> _Problem to work on_
Transcribe the entries below exactly.

> _Input data_
————

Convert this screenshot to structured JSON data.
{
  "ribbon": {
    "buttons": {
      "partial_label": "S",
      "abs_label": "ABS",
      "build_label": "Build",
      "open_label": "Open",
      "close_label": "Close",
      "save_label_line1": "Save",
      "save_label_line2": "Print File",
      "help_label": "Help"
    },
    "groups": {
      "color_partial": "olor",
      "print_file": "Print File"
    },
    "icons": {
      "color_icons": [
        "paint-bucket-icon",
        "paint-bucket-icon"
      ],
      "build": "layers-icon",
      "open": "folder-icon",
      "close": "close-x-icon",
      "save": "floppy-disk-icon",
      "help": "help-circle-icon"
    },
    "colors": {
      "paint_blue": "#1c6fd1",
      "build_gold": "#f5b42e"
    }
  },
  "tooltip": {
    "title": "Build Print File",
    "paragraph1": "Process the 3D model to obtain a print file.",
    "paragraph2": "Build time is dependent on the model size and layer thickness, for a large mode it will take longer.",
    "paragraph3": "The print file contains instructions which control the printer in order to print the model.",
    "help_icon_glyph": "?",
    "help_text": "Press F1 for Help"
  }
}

————

> _Solved exercise_
Convert this screenshot to structured JSON data.
{
  "ribbon": {
    "buttons": {
      "partial_label": "S",
      "abs_label": "ABS",
      "build_label": "Build",
      "open_label": "Open",
      "close_label": "Close",
      "save_label_line1": "Save",
      "save_label_line2": "Print File",
      "help_label": "Help"
    },
    "groups": {
      "color_partial": "olor",
      "print_file": "Print File"
    },
    "icons": {
      "color_icons": [
        "paint-bucket-icon",
        "paint-bucket-icon"
      ],
      "build": "layers-icon",
      "open": "folder-icon",
      "close": "close-x-icon",
      "save": "floppy-disk-icon",
      "help": "help-circle-icon"
    },
    "colors": {
      "paint_blue": "#1c6fd1",
      "build_gold": "#f5b42e"
    }
  },
  "tooltip": {
    "title": "Build Print File",
    "paragraph1": "Process the 3D model to obtain a print file.",
    "paragraph2": "Build time is dependent on the model size and layer thickness, for a large mode it will take longer.",
    "paragraph3": "The print file contains instructions which control the printer in order to print the model.",
    "help_icon_glyph": "?",
    "help_text": "Press F1 for Help"
  }
}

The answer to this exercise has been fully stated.